• **Task objective**: Please extract every line of the material below that contains the string "patient", and keep in mind that case counts.

### Records for processing

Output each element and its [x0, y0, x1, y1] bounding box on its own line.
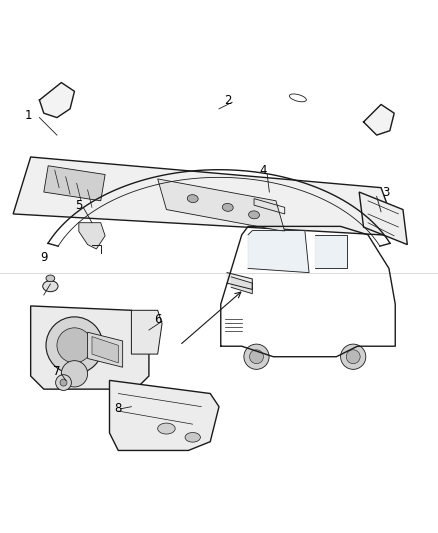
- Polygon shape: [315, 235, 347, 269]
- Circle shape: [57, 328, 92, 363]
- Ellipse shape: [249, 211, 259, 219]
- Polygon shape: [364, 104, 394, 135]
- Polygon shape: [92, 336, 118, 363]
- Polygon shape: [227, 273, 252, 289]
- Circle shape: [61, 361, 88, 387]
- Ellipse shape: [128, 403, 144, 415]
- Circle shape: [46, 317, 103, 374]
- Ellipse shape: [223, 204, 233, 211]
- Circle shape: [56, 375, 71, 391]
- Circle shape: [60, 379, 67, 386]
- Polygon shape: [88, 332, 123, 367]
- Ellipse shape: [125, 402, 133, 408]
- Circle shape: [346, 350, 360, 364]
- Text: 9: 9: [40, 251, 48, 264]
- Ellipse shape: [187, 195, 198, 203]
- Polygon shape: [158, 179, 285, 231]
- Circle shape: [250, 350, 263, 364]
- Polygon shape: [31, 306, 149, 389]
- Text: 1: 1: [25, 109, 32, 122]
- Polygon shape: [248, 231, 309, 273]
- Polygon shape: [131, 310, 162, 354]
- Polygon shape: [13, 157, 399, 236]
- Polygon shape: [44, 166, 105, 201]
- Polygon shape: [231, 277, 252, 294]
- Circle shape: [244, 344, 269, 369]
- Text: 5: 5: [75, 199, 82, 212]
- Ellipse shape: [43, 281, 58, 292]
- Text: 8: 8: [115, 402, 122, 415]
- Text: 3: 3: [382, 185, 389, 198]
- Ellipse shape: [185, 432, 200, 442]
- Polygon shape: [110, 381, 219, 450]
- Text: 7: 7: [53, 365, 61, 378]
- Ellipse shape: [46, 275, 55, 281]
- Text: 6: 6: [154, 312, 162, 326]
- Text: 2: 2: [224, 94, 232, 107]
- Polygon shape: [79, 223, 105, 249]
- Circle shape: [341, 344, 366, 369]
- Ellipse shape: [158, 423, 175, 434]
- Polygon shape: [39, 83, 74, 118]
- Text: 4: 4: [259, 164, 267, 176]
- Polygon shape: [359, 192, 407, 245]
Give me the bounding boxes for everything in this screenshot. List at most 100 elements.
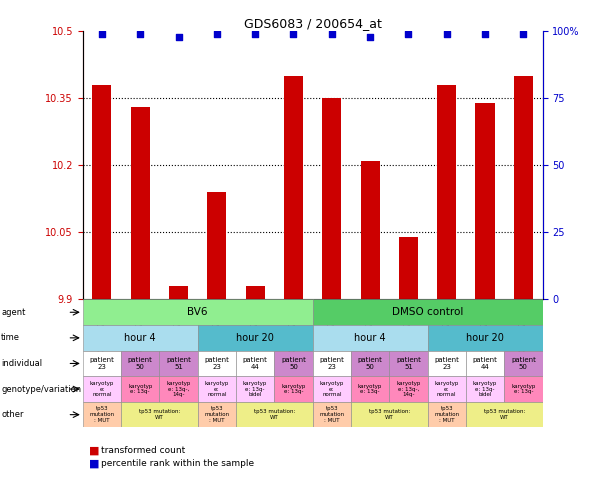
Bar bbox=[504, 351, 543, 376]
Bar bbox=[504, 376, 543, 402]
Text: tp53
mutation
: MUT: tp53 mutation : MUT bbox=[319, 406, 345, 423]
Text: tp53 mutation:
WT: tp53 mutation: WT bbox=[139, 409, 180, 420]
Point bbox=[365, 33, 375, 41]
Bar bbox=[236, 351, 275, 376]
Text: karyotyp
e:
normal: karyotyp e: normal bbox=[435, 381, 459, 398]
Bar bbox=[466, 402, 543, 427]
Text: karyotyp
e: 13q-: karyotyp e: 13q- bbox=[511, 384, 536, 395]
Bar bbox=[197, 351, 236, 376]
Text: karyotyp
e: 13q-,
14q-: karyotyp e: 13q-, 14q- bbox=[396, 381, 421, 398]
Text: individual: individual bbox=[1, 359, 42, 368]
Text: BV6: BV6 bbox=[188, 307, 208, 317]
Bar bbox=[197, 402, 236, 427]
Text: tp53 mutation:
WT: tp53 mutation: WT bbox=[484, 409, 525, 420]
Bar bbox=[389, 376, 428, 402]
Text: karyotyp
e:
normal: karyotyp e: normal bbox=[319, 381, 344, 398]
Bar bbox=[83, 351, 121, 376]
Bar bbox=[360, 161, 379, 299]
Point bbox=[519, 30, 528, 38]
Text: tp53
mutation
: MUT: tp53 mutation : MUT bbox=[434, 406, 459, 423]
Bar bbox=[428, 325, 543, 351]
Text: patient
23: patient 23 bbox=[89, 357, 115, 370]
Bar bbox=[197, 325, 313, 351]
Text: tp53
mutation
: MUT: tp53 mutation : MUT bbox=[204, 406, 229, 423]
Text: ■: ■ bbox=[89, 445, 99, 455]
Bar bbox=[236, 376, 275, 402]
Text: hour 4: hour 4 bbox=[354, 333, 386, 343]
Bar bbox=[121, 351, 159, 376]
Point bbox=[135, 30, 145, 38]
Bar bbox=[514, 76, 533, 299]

######

• **Task result**:
Text: patient
23: patient 23 bbox=[89, 357, 115, 370]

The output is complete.